**Problem requirements**
Return all of the data exactly as written, without the pictures.

**Provided entries**
:::

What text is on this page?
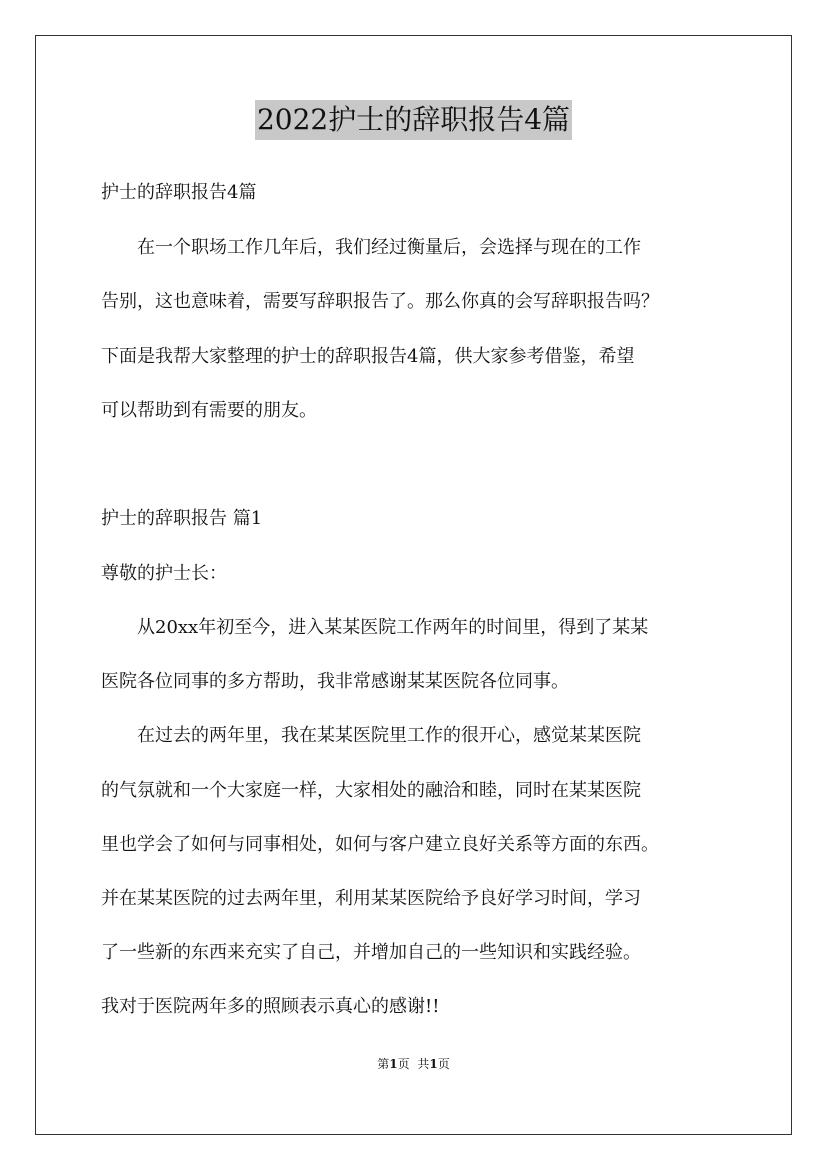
2022护士的辞职报告4篇
护士的辞职报告4篇
　　在一个职场工作几年后，我们经过衡量后，会选择与现在的工作
告别，这也意味着，需要写辞职报告了。那么你真的会写辞职报告吗？
下面是我帮大家整理的护士的辞职报告4篇，供大家参考借鉴，希望
可以帮助到有需要的朋友。
护士的辞职报告 篇1
尊敬的护士长：
　　从20xx年初至今，进入某某医院工作两年的时间里，得到了某某
医院各位同事的多方帮助，我非常感谢某某医院各位同事。
　　在过去的两年里，我在某某医院里工作的很开心，感觉某某医院
的气氛就和一个大家庭一样，大家相处的融洽和睦，同时在某某医院
里也学会了如何与同事相处，如何与客户建立良好关系等方面的东西。
并在某某医院的过去两年里，利用某某医院给予良好学习时间，学习
了一些新的东西来充实了自己，并增加自己的一些知识和实践经验。
我对于医院两年多的照顾表示真心的感谢!!
第1页 共1页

:::

**Response for this exercise**
What text is on this page?
2022护士的辞职报告4篇
护士的辞职报告4篇
　　在一个职场工作几年后，我们经过衡量后，会选择与现在的工作
告别，这也意味着，需要写辞职报告了。那么你真的会写辞职报告吗？
下面是我帮大家整理的护士的辞职报告4篇，供大家参考借鉴，希望
可以帮助到有需要的朋友。
护士的辞职报告 篇1
尊敬的护士长：
　　从20xx年初至今，进入某某医院工作两年的时间里，得到了某某
医院各位同事的多方帮助，我非常感谢某某医院各位同事。
　　在过去的两年里，我在某某医院里工作的很开心，感觉某某医院
的气氛就和一个大家庭一样，大家相处的融洽和睦，同时在某某医院
里也学会了如何与同事相处，如何与客户建立良好关系等方面的东西。
并在某某医院的过去两年里，利用某某医院给予良好学习时间，学习
了一些新的东西来充实了自己，并增加自己的一些知识和实践经验。
我对于医院两年多的照顾表示真心的感谢!!
第1页 共1页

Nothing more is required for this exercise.